Exercise details: Emit the entire listing verbatim.

Provided information:
(begin)

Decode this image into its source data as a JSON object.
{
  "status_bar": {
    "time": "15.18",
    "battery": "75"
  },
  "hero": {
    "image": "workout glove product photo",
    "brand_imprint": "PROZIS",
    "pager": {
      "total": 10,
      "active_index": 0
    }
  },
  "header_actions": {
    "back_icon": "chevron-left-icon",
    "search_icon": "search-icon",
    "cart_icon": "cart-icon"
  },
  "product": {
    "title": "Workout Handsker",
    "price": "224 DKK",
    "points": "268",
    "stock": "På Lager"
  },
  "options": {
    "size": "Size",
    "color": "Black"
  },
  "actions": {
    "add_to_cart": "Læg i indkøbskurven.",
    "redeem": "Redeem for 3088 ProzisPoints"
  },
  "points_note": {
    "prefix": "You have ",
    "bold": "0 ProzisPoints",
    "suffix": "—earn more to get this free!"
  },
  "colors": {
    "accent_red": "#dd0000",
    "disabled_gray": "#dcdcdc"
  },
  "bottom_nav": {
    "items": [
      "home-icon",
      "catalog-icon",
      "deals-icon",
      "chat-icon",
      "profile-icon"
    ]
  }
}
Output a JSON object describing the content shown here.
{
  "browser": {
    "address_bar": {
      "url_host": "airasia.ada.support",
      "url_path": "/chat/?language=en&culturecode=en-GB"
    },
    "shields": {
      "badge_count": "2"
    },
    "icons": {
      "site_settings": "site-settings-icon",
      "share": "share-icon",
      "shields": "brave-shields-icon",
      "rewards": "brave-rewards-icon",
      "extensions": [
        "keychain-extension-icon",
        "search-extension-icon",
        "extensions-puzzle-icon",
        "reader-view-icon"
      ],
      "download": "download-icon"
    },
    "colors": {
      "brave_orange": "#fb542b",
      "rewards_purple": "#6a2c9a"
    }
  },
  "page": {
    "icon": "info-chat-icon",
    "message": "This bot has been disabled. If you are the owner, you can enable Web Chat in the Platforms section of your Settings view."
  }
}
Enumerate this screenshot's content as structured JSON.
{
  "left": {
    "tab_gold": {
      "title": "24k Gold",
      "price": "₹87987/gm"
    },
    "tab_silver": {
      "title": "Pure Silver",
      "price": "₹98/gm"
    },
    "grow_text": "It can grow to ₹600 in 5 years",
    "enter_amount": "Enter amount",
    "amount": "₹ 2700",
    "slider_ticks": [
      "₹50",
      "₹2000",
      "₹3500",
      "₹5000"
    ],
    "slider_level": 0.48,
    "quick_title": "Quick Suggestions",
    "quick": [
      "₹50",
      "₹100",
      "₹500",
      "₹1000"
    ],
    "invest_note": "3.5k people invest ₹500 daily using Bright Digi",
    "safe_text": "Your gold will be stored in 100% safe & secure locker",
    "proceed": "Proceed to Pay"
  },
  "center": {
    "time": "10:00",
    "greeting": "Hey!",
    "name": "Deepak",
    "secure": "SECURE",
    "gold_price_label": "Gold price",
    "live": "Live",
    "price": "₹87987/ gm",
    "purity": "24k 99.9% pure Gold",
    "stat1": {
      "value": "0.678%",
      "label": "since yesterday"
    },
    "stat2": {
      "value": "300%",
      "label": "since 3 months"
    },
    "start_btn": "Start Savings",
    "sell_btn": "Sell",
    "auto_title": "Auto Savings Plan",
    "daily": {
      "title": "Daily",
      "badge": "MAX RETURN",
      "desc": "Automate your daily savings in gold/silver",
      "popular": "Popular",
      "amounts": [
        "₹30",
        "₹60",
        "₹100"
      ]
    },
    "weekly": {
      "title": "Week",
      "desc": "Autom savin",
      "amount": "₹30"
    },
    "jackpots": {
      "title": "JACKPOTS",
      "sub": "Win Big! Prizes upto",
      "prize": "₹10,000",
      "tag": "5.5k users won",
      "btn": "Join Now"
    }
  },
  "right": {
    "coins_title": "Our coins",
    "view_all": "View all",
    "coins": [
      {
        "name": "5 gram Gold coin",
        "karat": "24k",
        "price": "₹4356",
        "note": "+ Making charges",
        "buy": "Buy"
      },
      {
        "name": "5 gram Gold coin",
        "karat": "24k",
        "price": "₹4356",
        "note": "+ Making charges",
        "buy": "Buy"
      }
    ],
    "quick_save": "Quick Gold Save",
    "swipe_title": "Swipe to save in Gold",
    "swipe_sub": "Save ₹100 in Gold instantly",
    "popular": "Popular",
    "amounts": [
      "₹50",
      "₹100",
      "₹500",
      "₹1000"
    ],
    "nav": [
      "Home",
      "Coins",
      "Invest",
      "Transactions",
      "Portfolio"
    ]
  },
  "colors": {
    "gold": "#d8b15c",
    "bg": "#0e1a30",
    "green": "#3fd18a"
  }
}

(end)

Task solution:
Decode this image into its source data as a JSON object.
{
  "status_bar": {
    "time": "15.18",
    "battery": "75"
  },
  "hero": {
    "image": "workout glove product photo",
    "brand_imprint": "PROZIS",
    "pager": {
      "total": 10,
      "active_index": 0
    }
  },
  "header_actions": {
    "back_icon": "chevron-left-icon",
    "search_icon": "search-icon",
    "cart_icon": "cart-icon"
  },
  "product": {
    "title": "Workout Handsker",
    "price": "224 DKK",
    "points": "268",
    "stock": "På Lager"
  },
  "options": {
    "size": "Size",
    "color": "Black"
  },
  "actions": {
    "add_to_cart": "Læg i indkøbskurven.",
    "redeem": "Redeem for 3088 ProzisPoints"
  },
  "points_note": {
    "prefix": "You have ",
    "bold": "0 ProzisPoints",
    "suffix": "—earn more to get this free!"
  },
  "colors": {
    "accent_red": "#dd0000",
    "disabled_gray": "#dcdcdc"
  },
  "bottom_nav": {
    "items": [
      "home-icon",
      "catalog-icon",
      "deals-icon",
      "chat-icon",
      "profile-icon"
    ]
  }
}
Output a JSON object describing the content shown here.
{
  "browser": {
    "address_bar": {
      "url_host": "airasia.ada.support",
      "url_path": "/chat/?language=en&culturecode=en-GB"
    },
    "shields": {
      "badge_count": "2"
    },
    "icons": {
      "site_settings": "site-settings-icon",
      "share": "share-icon",
      "shields": "brave-shields-icon",
      "rewards": "brave-rewards-icon",
      "extensions": [
        "keychain-extension-icon",
        "search-extension-icon",
        "extensions-puzzle-icon",
        "reader-view-icon"
      ],
      "download": "download-icon"
    },
    "colors": {
      "brave_orange": "#fb542b",
      "rewards_purple": "#6a2c9a"
    }
  },
  "page": {
    "icon": "info-chat-icon",
    "message": "This bot has been disabled. If you are the owner, you can enable Web Chat in the Platforms section of your Settings view."
  }
}
Enumerate this screenshot's content as structured JSON.
{
  "left": {
    "tab_gold": {
      "title": "24k Gold",
      "price": "₹87987/gm"
    },
    "tab_silver": {
      "title": "Pure Silver",
      "price": "₹98/gm"
    },
    "grow_text": "It can grow to ₹600 in 5 years",
    "enter_amount": "Enter amount",
    "amount": "₹ 2700",
    "slider_ticks": [
      "₹50",
      "₹2000",
      "₹3500",
      "₹5000"
    ],
    "slider_level": 0.48,
    "quick_title": "Quick Suggestions",
    "quick": [
      "₹50",
      "₹100",
      "₹500",
      "₹1000"
    ],
    "invest_note": "3.5k people invest ₹500 daily using Bright Digi",
    "safe_text": "Your gold will be stored in 100% safe & secure locker",
    "proceed": "Proceed to Pay"
  },
  "center": {
    "time": "10:00",
    "greeting": "Hey!",
    "name": "Deepak",
    "secure": "SECURE",
    "gold_price_label": "Gold price",
    "live": "Live",
    "price": "₹87987/ gm",
    "purity": "24k 99.9% pure Gold",
    "stat1": {
      "value": "0.678%",
      "label": "since yesterday"
    },
    "stat2": {
      "value": "300%",
      "label": "since 3 months"
    },
    "start_btn": "Start Savings",
    "sell_btn": "Sell",
    "auto_title": "Auto Savings Plan",
    "daily": {
      "title": "Daily",
      "badge": "MAX RETURN",
      "desc": "Automate your daily savings in gold/silver",
      "popular": "Popular",
      "amounts": [
        "₹30",
        "₹60",
        "₹100"
      ]
    },
    "weekly": {
      "title": "Week",
      "desc": "Autom savin",
      "amount": "₹30"
    },
    "jackpots": {
      "title": "JACKPOTS",
      "sub": "Win Big! Prizes upto",
      "prize": "₹10,000",
      "tag": "5.5k users won",
      "btn": "Join Now"
    }
  },
  "right": {
    "coins_title": "Our coins",
    "view_all": "View all",
    "coins": [
      {
        "name": "5 gram Gold coin",
        "karat": "24k",
        "price": "₹4356",
        "note": "+ Making charges",
        "buy": "Buy"
      },
      {
        "name": "5 gram Gold coin",
        "karat": "24k",
        "price": "₹4356",
        "note": "+ Making charges",
        "buy": "Buy"
      }
    ],
    "quick_save": "Quick Gold Save",
    "swipe_title": "Swipe to save in Gold",
    "swipe_sub": "Save ₹100 in Gold instantly",
    "popular": "Popular",
    "amounts": [
      "₹50",
      "₹100",
      "₹500",
      "₹1000"
    ],
    "nav": [
      "Home",
      "Coins",
      "Invest",
      "Transactions",
      "Portfolio"
    ]
  },
  "colors": {
    "gold": "#d8b15c",
    "bg": "#0e1a30",
    "green": "#3fd18a"
  }
}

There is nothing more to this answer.